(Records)
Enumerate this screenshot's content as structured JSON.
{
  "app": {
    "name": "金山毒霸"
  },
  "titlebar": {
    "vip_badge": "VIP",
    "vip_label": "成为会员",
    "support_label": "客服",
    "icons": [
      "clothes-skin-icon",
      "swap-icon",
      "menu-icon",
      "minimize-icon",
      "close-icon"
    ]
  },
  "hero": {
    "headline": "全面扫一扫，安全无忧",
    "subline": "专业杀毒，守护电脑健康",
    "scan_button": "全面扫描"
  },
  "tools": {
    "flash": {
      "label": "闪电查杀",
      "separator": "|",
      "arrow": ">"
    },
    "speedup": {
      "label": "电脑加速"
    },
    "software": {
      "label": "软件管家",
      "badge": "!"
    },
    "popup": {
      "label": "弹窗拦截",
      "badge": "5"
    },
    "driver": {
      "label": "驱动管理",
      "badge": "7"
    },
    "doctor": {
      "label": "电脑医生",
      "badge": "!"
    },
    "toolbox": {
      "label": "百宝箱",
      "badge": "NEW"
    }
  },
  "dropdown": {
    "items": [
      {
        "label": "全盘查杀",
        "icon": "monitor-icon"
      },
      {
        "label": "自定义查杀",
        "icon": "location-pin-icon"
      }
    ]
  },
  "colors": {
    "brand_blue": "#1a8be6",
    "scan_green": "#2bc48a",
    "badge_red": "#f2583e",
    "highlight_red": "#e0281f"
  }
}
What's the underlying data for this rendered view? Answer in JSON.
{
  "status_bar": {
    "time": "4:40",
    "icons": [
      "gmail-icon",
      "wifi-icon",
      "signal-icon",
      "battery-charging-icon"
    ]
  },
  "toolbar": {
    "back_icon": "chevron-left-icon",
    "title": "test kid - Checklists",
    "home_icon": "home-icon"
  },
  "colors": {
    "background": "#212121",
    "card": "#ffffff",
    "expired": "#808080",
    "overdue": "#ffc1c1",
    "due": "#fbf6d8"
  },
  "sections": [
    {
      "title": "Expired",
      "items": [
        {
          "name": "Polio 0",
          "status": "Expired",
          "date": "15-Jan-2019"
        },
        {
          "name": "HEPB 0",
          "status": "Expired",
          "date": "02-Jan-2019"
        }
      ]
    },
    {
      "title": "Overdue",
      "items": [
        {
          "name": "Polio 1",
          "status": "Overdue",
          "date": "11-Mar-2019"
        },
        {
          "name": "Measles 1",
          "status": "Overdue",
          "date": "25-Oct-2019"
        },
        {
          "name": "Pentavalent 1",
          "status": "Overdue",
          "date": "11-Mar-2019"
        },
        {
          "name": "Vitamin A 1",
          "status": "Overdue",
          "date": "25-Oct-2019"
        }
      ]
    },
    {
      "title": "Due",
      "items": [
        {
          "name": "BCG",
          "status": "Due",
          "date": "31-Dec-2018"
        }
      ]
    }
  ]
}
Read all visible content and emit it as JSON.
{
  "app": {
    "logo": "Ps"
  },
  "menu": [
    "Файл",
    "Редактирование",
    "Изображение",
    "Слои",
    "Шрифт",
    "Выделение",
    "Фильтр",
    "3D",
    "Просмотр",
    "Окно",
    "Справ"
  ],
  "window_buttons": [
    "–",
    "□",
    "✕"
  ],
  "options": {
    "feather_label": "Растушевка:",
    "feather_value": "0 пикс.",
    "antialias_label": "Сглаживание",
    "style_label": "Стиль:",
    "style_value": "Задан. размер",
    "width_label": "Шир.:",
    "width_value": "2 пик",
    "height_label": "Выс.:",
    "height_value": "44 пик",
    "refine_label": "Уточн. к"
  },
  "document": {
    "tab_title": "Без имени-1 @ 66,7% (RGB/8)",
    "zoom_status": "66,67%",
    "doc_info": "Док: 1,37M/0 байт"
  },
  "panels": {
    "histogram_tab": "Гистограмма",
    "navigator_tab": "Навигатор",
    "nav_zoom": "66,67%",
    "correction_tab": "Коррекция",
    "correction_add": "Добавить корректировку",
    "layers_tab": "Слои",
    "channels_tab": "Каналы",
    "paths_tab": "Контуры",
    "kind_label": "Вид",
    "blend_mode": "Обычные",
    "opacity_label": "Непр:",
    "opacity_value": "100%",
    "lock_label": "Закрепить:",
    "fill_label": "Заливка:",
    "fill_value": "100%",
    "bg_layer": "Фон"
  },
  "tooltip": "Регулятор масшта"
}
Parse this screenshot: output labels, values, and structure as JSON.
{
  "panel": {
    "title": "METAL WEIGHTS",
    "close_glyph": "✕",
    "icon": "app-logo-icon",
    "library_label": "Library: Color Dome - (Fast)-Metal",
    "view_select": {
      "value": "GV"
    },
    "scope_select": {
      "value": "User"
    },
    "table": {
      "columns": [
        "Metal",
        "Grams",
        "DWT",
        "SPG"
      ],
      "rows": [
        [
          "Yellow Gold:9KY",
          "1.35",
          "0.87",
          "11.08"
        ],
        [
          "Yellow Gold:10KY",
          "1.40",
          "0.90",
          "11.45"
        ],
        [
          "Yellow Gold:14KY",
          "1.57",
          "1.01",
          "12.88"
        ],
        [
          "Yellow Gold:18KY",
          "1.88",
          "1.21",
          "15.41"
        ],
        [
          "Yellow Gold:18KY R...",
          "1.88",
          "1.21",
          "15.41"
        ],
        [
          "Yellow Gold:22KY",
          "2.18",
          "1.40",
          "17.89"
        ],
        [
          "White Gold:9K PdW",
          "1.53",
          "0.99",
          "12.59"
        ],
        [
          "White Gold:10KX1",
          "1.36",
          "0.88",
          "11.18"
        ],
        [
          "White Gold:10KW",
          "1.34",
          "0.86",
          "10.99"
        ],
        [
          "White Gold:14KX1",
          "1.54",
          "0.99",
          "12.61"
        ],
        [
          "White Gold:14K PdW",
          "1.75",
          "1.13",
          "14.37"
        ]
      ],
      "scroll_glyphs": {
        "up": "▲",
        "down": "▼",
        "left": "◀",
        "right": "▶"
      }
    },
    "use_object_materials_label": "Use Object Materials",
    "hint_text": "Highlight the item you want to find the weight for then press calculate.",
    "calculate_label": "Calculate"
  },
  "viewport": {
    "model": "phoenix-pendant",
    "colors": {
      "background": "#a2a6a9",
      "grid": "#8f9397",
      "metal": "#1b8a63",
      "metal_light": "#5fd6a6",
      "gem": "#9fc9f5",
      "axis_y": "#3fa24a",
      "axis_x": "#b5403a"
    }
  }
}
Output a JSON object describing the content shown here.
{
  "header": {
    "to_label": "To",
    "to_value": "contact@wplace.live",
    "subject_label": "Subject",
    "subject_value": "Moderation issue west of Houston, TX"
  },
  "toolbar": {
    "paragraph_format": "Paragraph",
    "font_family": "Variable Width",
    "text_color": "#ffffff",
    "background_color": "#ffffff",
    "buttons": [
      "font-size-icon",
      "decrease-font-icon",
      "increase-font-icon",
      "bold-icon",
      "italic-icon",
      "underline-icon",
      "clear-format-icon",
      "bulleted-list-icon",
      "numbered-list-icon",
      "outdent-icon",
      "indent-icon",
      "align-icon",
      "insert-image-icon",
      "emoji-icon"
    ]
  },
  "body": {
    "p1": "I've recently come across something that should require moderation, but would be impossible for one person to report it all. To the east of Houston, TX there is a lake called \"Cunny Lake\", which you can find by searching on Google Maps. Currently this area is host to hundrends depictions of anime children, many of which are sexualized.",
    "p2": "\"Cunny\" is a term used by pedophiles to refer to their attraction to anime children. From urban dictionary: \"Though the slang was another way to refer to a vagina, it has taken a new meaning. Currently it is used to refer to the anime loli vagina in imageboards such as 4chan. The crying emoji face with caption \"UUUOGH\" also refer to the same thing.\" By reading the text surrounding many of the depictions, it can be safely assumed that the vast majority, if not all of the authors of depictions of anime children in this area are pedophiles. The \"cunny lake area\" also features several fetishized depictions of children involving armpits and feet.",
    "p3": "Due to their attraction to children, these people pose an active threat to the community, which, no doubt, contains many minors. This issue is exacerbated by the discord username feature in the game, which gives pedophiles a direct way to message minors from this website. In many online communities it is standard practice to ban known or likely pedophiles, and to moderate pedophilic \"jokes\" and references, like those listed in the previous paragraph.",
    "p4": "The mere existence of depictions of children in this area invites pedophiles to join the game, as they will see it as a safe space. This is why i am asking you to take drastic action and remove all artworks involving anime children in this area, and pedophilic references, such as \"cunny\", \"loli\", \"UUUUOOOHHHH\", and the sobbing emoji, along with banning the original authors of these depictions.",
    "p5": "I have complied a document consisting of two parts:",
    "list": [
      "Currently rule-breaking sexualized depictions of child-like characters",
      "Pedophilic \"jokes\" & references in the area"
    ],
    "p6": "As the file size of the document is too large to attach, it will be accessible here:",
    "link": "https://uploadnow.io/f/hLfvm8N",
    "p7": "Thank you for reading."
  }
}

• **EXERCISE DIRECTIONS**: Return each line that includes "size".

• **EXERCISE ANSWER**:
      "font-size-icon",
    "p6": "As the file size of the document is too large to attach, it will be accessible here:",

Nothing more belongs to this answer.